OBJECTIVE:
Tell how many lines in the data below hold the string "linkedin"; give nothing but the number.

***** RECORDS FOR THIS TASK *****

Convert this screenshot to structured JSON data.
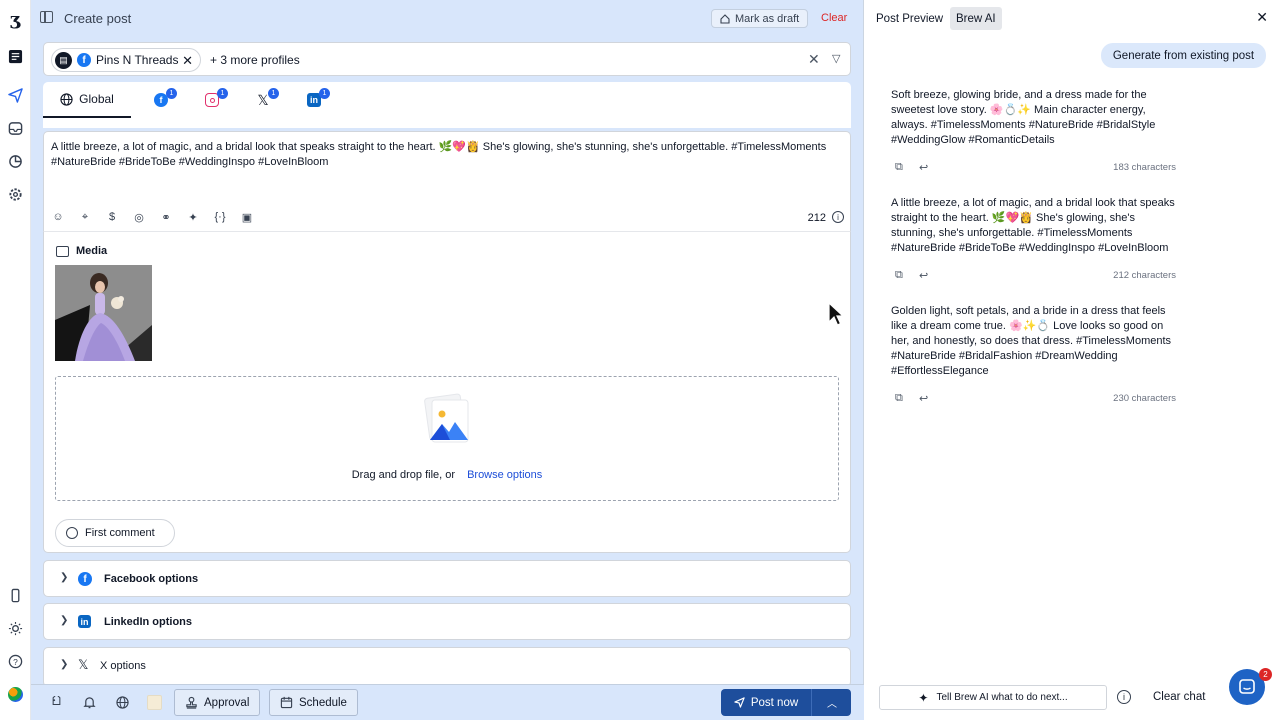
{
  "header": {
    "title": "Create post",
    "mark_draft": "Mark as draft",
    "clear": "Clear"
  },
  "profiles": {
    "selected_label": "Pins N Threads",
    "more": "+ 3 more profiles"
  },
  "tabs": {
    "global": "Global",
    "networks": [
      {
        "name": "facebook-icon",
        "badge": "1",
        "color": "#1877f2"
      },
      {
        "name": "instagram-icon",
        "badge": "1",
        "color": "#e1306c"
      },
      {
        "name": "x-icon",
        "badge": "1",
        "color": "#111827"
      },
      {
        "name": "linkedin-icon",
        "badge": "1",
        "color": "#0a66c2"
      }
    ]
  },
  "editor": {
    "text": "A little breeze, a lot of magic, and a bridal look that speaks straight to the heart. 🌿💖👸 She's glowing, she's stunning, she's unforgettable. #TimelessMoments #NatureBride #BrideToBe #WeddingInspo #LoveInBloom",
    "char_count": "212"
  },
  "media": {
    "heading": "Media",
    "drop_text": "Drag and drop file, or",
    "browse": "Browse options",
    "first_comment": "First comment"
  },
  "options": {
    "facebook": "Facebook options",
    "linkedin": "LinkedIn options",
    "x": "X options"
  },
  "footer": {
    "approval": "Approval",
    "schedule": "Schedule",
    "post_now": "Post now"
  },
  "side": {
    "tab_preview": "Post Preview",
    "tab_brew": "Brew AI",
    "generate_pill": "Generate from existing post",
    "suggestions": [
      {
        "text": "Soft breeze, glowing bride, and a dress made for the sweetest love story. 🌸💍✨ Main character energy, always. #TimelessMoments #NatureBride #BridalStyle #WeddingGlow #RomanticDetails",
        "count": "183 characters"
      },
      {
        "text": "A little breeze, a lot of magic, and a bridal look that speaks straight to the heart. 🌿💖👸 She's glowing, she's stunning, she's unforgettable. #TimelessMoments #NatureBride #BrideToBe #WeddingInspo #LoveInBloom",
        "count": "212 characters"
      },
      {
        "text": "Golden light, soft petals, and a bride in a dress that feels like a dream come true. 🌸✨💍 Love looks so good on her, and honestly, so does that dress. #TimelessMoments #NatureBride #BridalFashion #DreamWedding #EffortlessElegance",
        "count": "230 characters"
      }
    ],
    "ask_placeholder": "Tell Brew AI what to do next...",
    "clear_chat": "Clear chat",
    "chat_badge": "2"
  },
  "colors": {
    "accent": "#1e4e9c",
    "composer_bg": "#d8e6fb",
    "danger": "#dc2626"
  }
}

*****

ANSWER BELOW:
2